+++ Provided material +++
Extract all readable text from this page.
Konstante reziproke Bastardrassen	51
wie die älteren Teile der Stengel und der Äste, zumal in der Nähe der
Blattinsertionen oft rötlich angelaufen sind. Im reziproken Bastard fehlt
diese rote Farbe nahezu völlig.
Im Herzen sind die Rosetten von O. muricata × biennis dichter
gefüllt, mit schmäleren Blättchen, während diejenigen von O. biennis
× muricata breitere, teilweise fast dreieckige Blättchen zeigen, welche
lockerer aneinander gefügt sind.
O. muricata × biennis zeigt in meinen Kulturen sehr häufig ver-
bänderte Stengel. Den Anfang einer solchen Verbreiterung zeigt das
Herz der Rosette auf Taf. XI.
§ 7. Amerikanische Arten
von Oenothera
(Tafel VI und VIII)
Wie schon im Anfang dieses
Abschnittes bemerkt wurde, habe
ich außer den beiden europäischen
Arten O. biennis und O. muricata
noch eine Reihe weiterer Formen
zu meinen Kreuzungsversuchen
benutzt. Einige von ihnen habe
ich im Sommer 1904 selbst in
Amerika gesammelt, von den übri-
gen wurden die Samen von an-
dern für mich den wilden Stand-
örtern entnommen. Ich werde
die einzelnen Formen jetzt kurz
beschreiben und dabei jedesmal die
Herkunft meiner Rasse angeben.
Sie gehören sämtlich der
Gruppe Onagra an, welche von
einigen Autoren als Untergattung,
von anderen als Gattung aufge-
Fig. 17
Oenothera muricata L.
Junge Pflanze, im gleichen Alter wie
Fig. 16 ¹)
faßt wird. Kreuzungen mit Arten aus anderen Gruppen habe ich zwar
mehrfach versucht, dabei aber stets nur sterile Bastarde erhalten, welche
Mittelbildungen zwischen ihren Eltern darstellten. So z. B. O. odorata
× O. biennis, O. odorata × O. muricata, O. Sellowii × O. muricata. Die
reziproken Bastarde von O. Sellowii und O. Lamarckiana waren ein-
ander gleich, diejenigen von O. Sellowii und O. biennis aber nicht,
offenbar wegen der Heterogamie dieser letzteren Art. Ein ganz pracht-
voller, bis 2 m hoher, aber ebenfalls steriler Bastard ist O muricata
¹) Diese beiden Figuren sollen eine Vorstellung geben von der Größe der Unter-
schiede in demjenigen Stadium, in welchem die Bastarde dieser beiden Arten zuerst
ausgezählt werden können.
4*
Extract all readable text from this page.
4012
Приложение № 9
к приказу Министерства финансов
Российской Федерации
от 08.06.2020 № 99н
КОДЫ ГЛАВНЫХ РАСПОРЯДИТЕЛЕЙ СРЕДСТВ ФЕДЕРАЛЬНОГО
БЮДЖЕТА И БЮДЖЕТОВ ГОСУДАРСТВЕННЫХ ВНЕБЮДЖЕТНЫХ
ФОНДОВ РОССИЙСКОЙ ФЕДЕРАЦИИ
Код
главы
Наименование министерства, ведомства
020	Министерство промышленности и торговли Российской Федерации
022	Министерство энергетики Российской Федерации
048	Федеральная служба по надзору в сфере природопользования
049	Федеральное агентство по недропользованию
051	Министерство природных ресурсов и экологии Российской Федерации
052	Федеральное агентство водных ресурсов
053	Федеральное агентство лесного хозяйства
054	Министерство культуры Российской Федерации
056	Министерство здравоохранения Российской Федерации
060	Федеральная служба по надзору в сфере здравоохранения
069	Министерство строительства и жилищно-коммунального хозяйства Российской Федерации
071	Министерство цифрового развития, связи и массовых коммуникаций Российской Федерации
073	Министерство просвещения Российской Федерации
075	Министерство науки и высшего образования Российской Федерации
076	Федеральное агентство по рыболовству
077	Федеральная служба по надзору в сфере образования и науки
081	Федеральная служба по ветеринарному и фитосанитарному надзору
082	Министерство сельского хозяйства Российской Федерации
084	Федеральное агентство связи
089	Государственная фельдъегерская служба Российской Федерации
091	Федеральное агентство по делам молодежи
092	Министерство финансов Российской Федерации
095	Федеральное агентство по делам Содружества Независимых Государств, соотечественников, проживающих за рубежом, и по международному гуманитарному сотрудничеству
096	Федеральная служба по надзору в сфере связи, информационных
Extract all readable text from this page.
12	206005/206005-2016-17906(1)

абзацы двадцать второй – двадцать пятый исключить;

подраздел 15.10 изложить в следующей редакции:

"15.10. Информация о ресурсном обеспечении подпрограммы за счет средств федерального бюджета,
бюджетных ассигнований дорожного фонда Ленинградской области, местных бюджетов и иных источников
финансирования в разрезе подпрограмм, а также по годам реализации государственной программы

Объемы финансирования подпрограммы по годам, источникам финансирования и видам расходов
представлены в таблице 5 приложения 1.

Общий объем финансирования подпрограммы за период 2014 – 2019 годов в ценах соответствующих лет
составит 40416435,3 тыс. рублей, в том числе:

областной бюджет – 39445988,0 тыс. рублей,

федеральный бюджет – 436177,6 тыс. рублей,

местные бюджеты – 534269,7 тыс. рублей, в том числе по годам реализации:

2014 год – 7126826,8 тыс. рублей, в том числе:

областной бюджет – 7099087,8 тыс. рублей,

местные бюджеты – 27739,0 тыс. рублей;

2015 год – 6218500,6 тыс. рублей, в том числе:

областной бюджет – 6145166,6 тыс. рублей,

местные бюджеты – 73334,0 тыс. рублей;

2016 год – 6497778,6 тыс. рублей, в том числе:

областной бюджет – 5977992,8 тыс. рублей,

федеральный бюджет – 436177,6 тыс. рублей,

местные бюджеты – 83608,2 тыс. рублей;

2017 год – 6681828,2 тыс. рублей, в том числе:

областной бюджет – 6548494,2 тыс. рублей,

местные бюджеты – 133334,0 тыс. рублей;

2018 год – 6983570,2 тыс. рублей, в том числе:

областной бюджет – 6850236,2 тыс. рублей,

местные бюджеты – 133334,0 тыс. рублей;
+++
**Problem statement:** Show the lines where the word "годам" appears in the entries.

**Expected answer:**
финансирования в разрезе подпрограмм, а также по годам реализации государственной программы
Объемы финансирования подпрограммы по годам, источникам финансирования и видам расходов
местные бюджеты – 534269,7 тыс. рублей, в том числе по годам реализации:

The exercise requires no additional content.